- _Stored items from a collection_:
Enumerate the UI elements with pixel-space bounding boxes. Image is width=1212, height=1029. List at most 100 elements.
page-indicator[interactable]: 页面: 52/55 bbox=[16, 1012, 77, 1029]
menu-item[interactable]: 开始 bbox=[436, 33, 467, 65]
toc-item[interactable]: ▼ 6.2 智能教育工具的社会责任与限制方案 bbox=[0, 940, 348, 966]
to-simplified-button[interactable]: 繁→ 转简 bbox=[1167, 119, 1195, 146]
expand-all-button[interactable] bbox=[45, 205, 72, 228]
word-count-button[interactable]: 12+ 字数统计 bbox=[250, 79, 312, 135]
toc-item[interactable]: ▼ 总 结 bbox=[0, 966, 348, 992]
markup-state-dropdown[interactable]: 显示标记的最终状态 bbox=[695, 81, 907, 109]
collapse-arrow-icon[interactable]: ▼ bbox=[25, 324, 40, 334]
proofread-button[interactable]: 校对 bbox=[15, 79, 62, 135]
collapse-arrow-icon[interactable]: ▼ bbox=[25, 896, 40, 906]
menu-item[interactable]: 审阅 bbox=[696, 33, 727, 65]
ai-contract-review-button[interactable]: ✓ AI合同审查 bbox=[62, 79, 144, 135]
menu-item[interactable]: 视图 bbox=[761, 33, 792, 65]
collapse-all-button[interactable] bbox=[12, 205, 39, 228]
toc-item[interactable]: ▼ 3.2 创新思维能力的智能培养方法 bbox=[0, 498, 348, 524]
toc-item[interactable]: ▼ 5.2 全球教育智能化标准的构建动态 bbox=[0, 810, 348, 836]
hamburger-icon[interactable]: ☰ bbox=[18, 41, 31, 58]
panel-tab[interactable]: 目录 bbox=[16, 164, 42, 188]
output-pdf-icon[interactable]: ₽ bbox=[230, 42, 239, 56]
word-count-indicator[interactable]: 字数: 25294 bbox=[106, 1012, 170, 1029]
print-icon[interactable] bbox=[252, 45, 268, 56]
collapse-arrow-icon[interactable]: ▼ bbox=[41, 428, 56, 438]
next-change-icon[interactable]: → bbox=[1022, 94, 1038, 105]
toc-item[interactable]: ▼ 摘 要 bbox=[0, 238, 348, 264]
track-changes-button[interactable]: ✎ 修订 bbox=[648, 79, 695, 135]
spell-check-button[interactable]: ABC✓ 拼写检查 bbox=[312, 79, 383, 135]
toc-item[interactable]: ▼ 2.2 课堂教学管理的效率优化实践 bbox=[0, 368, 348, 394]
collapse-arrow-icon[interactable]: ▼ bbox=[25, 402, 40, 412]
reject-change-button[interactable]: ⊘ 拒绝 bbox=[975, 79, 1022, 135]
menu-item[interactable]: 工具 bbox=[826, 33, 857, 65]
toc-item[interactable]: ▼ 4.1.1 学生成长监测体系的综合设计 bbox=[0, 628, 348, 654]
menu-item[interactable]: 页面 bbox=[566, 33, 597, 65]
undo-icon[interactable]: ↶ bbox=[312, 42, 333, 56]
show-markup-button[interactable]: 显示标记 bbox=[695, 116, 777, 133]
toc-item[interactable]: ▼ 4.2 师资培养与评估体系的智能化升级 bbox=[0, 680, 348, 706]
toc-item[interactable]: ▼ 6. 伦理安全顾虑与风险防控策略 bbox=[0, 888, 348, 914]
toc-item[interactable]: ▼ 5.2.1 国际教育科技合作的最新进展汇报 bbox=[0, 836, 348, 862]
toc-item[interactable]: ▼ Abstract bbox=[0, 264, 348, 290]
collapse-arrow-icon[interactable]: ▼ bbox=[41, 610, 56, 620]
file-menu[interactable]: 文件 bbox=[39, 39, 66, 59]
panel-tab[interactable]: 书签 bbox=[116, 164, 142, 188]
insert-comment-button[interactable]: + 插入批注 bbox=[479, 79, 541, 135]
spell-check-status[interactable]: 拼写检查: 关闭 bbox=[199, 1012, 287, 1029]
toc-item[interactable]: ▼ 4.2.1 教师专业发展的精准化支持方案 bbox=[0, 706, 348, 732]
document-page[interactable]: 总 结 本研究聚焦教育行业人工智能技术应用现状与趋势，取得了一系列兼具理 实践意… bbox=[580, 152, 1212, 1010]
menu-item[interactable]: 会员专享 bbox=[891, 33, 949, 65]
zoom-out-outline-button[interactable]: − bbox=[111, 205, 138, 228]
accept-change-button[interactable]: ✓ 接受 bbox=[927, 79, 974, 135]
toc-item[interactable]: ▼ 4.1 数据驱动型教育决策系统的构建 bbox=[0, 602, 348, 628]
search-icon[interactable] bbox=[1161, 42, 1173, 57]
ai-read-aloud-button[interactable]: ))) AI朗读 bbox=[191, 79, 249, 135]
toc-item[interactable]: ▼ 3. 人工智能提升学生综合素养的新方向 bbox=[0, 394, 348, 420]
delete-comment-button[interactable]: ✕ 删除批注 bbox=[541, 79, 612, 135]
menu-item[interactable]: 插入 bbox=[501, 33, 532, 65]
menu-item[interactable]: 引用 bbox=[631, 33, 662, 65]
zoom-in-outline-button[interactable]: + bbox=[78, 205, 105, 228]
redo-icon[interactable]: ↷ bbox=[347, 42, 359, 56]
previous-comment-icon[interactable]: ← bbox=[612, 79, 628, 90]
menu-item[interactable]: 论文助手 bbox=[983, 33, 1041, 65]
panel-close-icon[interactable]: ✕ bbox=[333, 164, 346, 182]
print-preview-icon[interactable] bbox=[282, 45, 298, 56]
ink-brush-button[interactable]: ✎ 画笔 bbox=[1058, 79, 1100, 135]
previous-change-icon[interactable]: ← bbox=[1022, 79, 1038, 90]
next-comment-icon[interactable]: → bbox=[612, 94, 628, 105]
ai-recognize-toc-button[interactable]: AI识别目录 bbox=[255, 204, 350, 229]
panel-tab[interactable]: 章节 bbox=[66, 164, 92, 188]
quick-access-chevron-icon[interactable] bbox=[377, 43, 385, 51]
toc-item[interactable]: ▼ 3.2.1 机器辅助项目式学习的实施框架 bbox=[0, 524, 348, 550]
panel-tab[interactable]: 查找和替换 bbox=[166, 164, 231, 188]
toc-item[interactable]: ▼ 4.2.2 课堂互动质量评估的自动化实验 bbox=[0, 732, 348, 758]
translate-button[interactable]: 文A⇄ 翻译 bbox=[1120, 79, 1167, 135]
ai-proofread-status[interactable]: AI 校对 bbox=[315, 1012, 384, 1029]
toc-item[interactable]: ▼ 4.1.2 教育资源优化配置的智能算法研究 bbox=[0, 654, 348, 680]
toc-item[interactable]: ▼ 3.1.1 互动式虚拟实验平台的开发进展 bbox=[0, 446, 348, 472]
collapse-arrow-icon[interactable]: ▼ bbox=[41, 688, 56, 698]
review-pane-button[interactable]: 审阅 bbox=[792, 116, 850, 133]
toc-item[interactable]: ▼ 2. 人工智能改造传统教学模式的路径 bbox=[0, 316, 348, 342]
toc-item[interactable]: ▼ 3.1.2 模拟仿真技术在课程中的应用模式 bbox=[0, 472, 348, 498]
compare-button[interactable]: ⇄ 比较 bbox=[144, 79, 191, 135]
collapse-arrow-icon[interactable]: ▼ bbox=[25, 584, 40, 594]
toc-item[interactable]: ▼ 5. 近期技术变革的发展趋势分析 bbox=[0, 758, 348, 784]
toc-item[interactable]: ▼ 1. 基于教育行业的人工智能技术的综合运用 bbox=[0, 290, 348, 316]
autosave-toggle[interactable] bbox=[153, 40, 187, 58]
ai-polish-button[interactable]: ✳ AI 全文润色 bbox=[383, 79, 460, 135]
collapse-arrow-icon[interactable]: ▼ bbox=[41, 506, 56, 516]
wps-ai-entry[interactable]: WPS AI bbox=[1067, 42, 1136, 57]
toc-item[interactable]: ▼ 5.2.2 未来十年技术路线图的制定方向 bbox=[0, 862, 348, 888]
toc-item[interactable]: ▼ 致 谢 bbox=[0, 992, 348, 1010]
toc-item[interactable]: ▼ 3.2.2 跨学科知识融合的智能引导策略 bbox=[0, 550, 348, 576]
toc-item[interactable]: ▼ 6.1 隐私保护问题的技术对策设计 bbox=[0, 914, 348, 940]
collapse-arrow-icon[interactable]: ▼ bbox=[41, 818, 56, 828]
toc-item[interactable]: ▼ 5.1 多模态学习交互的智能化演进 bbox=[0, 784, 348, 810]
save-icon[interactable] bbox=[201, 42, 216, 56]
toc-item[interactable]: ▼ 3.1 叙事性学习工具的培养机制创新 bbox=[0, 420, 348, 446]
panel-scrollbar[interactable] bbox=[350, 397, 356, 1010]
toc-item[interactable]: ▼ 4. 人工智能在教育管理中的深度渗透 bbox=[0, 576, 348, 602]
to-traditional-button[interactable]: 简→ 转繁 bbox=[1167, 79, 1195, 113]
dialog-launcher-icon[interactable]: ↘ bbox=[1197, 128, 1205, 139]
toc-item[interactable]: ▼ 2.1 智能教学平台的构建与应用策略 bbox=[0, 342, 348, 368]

- _Objective_:
Change every "collapse-arrow-icon" to "fold-arrow-icon" in the lines from the start of the items through the line containing "track-changes-button[interactable]: ✎ 修订", and rewrite those lines with nothing else altered.

- _The result_:
Enumerate the UI elements with pixel-space bounding boxes. Image is width=1212, height=1029. List at most 100 elements.
page-indicator[interactable]: 页面: 52/55 bbox=[16, 1012, 77, 1029]
menu-item[interactable]: 开始 bbox=[436, 33, 467, 65]
toc-item[interactable]: ▼ 6.2 智能教育工具的社会责任与限制方案 bbox=[0, 940, 348, 966]
to-simplified-button[interactable]: 繁→ 转简 bbox=[1167, 119, 1195, 146]
expand-all-button[interactable] bbox=[45, 205, 72, 228]
word-count-button[interactable]: 12+ 字数统计 bbox=[250, 79, 312, 135]
toc-item[interactable]: ▼ 总 结 bbox=[0, 966, 348, 992]
markup-state-dropdown[interactable]: 显示标记的最终状态 bbox=[695, 81, 907, 109]
fold-arrow-icon[interactable]: ▼ bbox=[25, 324, 40, 334]
proofread-button[interactable]: 校对 bbox=[15, 79, 62, 135]
fold-arrow-icon[interactable]: ▼ bbox=[25, 896, 40, 906]
menu-item[interactable]: 审阅 bbox=[696, 33, 727, 65]
ai-contract-review-button[interactable]: ✓ AI合同审查 bbox=[62, 79, 144, 135]
menu-item[interactable]: 视图 bbox=[761, 33, 792, 65]
collapse-all-button[interactable] bbox=[12, 205, 39, 228]
toc-item[interactable]: ▼ 3.2 创新思维能力的智能培养方法 bbox=[0, 498, 348, 524]
toc-item[interactable]: ▼ 5.2 全球教育智能化标准的构建动态 bbox=[0, 810, 348, 836]
hamburger-icon[interactable]: ☰ bbox=[18, 41, 31, 58]
panel-tab[interactable]: 目录 bbox=[16, 164, 42, 188]
output-pdf-icon[interactable]: ₽ bbox=[230, 42, 239, 56]
word-count-indicator[interactable]: 字数: 25294 bbox=[106, 1012, 170, 1029]
print-icon[interactable] bbox=[252, 45, 268, 56]
fold-arrow-icon[interactable]: ▼ bbox=[41, 428, 56, 438]
next-change-icon[interactable]: → bbox=[1022, 94, 1038, 105]
toc-item[interactable]: ▼ 摘 要 bbox=[0, 238, 348, 264]
track-changes-button[interactable]: ✎ 修订 bbox=[648, 79, 695, 135]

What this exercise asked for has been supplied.